WHAT IS EXPECTED: Only lines holding the word "Residential" should be copied from the material.

DATA FOR THIS TASK:
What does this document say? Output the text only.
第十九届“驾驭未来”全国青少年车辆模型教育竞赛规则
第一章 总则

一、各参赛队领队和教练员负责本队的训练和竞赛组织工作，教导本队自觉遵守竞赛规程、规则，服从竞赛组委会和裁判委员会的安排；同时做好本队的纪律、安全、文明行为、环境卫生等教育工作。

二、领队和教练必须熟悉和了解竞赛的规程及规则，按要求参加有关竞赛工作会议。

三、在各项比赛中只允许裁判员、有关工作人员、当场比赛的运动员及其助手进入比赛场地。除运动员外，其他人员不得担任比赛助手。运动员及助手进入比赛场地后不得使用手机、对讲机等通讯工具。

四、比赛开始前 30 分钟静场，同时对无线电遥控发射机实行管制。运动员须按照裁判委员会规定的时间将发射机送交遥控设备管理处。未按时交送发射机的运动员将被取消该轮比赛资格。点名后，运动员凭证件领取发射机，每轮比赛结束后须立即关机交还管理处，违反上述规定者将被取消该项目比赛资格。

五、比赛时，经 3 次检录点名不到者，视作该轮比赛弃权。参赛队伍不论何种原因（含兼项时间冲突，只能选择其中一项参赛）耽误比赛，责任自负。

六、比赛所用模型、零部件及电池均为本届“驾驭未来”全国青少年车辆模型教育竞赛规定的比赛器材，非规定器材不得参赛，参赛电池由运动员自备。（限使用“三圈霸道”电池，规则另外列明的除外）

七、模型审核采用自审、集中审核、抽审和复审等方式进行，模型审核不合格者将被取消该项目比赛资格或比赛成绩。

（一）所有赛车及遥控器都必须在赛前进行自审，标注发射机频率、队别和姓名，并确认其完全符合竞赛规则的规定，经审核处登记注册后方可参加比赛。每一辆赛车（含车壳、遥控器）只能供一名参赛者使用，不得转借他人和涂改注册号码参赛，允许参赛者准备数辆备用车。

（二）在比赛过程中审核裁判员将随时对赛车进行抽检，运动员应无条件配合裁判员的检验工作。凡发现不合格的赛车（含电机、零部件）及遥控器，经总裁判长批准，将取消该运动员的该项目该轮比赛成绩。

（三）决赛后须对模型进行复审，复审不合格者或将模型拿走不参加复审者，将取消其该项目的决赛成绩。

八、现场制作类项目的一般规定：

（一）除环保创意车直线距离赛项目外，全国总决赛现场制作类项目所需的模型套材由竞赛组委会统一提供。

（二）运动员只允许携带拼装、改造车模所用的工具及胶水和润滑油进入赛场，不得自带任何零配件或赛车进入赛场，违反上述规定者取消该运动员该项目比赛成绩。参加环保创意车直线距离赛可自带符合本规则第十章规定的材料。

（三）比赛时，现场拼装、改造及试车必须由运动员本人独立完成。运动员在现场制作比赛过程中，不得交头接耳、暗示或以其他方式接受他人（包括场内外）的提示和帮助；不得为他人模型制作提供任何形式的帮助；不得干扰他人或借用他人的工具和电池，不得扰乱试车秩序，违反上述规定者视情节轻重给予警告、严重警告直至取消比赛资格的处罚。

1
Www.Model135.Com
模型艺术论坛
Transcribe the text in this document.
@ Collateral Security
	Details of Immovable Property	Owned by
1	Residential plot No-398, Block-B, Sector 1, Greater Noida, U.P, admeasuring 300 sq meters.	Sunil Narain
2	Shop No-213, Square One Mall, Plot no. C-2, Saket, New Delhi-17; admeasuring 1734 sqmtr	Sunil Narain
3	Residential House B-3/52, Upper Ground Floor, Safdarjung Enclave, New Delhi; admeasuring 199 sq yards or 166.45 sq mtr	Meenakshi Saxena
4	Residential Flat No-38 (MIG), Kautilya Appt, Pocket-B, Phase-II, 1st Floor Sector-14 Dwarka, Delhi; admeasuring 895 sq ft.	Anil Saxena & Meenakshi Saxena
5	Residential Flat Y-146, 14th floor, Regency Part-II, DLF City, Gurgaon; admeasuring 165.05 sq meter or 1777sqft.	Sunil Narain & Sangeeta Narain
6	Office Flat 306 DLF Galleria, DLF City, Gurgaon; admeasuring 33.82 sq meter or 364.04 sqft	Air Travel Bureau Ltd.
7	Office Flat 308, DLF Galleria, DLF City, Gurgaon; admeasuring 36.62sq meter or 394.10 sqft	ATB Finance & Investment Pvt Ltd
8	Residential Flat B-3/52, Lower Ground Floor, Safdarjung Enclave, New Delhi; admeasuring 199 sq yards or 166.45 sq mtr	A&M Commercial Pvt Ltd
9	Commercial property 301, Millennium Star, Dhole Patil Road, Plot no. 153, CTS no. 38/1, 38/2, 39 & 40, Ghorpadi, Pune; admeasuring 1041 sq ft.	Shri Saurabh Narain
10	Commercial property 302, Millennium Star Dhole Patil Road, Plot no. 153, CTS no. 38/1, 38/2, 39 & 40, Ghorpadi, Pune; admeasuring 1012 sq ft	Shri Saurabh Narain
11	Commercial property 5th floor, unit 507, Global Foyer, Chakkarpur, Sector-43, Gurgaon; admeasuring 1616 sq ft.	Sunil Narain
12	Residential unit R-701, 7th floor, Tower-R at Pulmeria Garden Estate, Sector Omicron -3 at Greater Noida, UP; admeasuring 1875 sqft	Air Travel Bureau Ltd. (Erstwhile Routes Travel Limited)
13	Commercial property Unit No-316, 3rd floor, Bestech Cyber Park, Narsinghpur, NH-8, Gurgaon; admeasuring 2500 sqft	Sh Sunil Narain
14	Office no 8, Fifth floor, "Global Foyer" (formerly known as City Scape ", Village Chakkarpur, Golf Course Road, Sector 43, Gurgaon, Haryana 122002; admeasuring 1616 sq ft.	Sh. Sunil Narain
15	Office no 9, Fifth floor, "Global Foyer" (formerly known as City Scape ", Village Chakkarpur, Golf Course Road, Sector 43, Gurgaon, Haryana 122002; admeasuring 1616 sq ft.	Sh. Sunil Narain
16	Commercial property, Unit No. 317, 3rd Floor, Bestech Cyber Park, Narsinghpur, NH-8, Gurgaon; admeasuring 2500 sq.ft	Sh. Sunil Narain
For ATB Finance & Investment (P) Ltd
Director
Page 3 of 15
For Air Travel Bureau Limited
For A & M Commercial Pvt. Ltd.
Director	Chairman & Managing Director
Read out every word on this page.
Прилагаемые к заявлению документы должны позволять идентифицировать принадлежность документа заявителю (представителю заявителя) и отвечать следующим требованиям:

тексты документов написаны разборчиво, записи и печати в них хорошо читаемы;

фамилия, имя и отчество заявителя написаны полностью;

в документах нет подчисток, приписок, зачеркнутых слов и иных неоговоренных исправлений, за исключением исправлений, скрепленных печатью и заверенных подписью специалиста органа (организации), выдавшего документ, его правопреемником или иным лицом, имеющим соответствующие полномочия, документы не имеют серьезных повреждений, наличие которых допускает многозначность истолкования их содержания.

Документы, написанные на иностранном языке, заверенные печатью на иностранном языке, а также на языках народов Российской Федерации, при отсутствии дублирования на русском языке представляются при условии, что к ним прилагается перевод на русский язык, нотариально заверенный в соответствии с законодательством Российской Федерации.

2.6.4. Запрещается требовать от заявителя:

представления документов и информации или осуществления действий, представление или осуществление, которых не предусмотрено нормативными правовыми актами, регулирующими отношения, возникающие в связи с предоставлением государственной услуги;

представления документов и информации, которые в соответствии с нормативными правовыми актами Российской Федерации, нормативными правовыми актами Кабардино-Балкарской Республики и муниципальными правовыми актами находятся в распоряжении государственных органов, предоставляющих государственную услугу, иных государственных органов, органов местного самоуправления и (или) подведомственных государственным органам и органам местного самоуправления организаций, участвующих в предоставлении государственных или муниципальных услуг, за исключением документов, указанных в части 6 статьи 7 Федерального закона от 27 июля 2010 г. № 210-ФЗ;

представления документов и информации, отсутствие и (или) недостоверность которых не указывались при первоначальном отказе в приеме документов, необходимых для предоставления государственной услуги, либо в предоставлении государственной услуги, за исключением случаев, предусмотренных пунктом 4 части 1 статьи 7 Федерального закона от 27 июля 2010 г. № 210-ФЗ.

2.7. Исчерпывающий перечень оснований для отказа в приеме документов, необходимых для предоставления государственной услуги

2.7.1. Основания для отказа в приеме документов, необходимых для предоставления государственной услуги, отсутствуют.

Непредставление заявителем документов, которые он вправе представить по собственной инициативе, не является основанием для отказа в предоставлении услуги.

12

SOLUTION:
1	Residential plot No-398, Block-B, Sector 1, Greater Noida, U.P, admeasuring 300 sq meters.	Sunil Narain
3	Residential House B-3/52, Upper Ground Floor, Safdarjung Enclave, New Delhi; admeasuring 199 sq yards or 166.45 sq mtr	Meenakshi Saxena
4	Residential Flat No-38 (MIG), Kautilya Appt, Pocket-B, Phase-II, 1st Floor Sector-14 Dwarka, Delhi; admeasuring 895 sq ft.	Anil Saxena & Meenakshi Saxena
5	Residential Flat Y-146, 14th floor, Regency Part-II, DLF City, Gurgaon; admeasuring 165.05 sq meter or 1777sqft.	Sunil Narain & Sangeeta Narain
8	Residential Flat B-3/52, Lower Ground Floor, Safdarjung Enclave, New Delhi; admeasuring 199 sq yards or 166.45 sq mtr	A&M Commercial Pvt Ltd
12	Residential unit R-701, 7th floor, Tower-R at Pulmeria Garden Estate, Sector Omicron -3 at Greater Noida, UP; admeasuring 1875 sqft	Air Travel Bureau Ltd. (Erstwhile Routes Travel Limited)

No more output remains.